Entries taken from a collection
==================================================

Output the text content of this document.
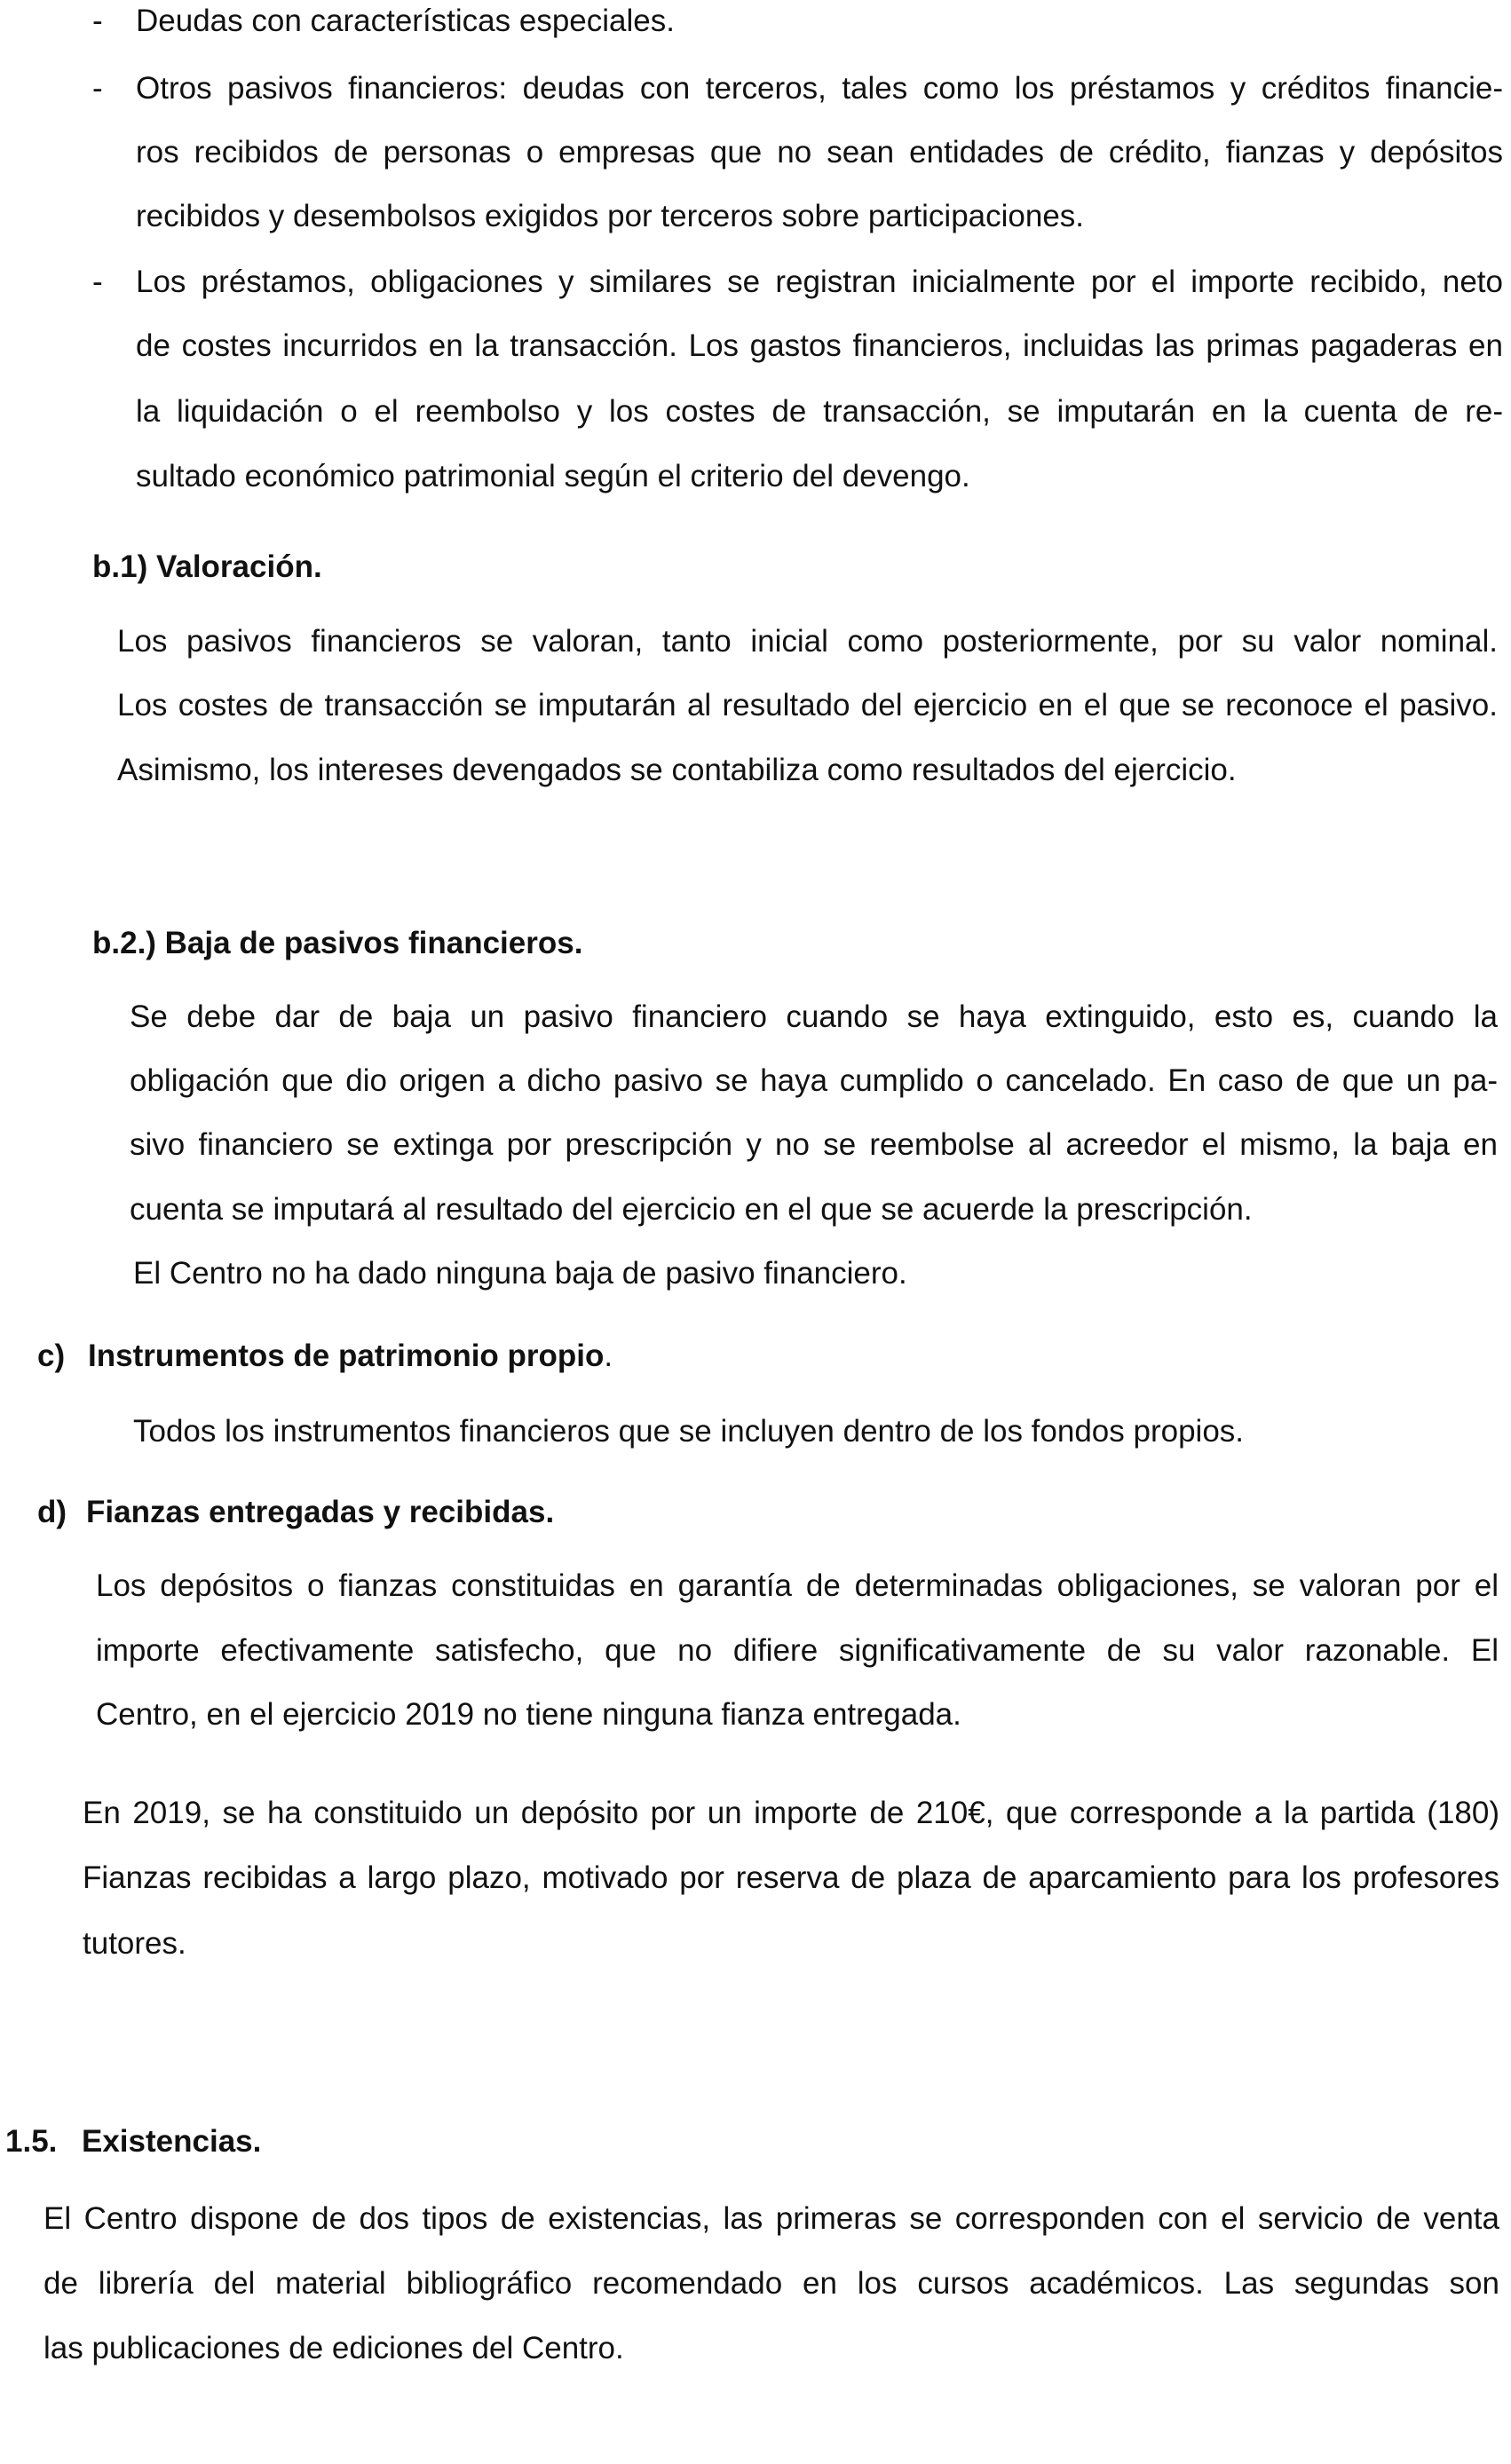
- Deudas con características especiales.

- Otros pasivos financieros: deudas con terceros, tales como los préstamos y créditos financie-

ros recibidos de personas o empresas que no sean entidades de crédito, fianzas y depósitos

recibidos y desembolsos exigidos por terceros sobre participaciones.

- Los préstamos, obligaciones y similares se registran inicialmente por el importe recibido, neto

de costes incurridos en la transacción. Los gastos financieros, incluidas las primas pagaderas en

la liquidación o el reembolso y los costes de transacción, se imputarán en la cuenta de re-

sultado económico patrimonial según el criterio del devengo.

b.1) Valoración.

Los pasivos financieros se valoran, tanto inicial como posteriormente, por su valor nominal.

Los costes de transacción se imputarán al resultado del ejercicio en el que se reconoce el pasivo.

Asimismo, los intereses devengados se contabiliza como resultados del ejercicio.

b.2.) Baja de pasivos financieros.

Se debe dar de baja un pasivo financiero cuando se haya extinguido, esto es, cuando la

obligación que dio origen a dicho pasivo se haya cumplido o cancelado. En caso de que un pa-

sivo financiero se extinga por prescripción y no se reembolse al acreedor el mismo, la baja en

cuenta se imputará al resultado del ejercicio en el que se acuerde la prescripción.

El Centro no ha dado ninguna baja de pasivo financiero.

c) Instrumentos de patrimonio propio.

Todos los instrumentos financieros que se incluyen dentro de los fondos propios.

d) Fianzas entregadas y recibidas.

Los depósitos o fianzas constituidas en garantía de determinadas obligaciones, se valoran por el

importe efectivamente satisfecho, que no difiere significativamente de su valor razonable. El

Centro, en el ejercicio 2019 no tiene ninguna fianza entregada.

En 2019, se ha constituido un depósito por un importe de 210€, que corresponde a la partida (180)

Fianzas recibidas a largo plazo, motivado por reserva de plaza de aparcamiento para los profesores

tutores.

1.5. Existencias.

El Centro dispone de dos tipos de existencias, las primeras se corresponden con el servicio de venta

de librería del material bibliográfico recomendado en los cursos académicos. Las segundas son

las publicaciones de ediciones del Centro.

==================================================

Give back all entries exactly. No pictures belong in the copy.

Output the text content of this document.
- Deudas con características especiales.

- Otros pasivos financieros: deudas con terceros, tales como los préstamos y créditos financie-

ros recibidos de personas o empresas que no sean entidades de crédito, fianzas y depósitos

recibidos y desembolsos exigidos por terceros sobre participaciones.

- Los préstamos, obligaciones y similares se registran inicialmente por el importe recibido, neto

de costes incurridos en la transacción. Los gastos financieros, incluidas las primas pagaderas en

la liquidación o el reembolso y los costes de transacción, se imputarán en la cuenta de re-

sultado económico patrimonial según el criterio del devengo.

b.1) Valoración.

Los pasivos financieros se valoran, tanto inicial como posteriormente, por su valor nominal.

Los costes de transacción se imputarán al resultado del ejercicio en el que se reconoce el pasivo.

Asimismo, los intereses devengados se contabiliza como resultados del ejercicio.

b.2.) Baja de pasivos financieros.

Se debe dar de baja un pasivo financiero cuando se haya extinguido, esto es, cuando la

obligación que dio origen a dicho pasivo se haya cumplido o cancelado. En caso de que un pa-

sivo financiero se extinga por prescripción y no se reembolse al acreedor el mismo, la baja en

cuenta se imputará al resultado del ejercicio en el que se acuerde la prescripción.

El Centro no ha dado ninguna baja de pasivo financiero.

c) Instrumentos de patrimonio propio.

Todos los instrumentos financieros que se incluyen dentro de los fondos propios.

d) Fianzas entregadas y recibidas.

Los depósitos o fianzas constituidas en garantía de determinadas obligaciones, se valoran por el

importe efectivamente satisfecho, que no difiere significativamente de su valor razonable. El

Centro, en el ejercicio 2019 no tiene ninguna fianza entregada.

En 2019, se ha constituido un depósito por un importe de 210€, que corresponde a la partida (180)

Fianzas recibidas a largo plazo, motivado por reserva de plaza de aparcamiento para los profesores

tutores.

1.5. Existencias.

El Centro dispone de dos tipos de existencias, las primeras se corresponden con el servicio de venta

de librería del material bibliográfico recomendado en los cursos académicos. Las segundas son

las publicaciones de ediciones del Centro.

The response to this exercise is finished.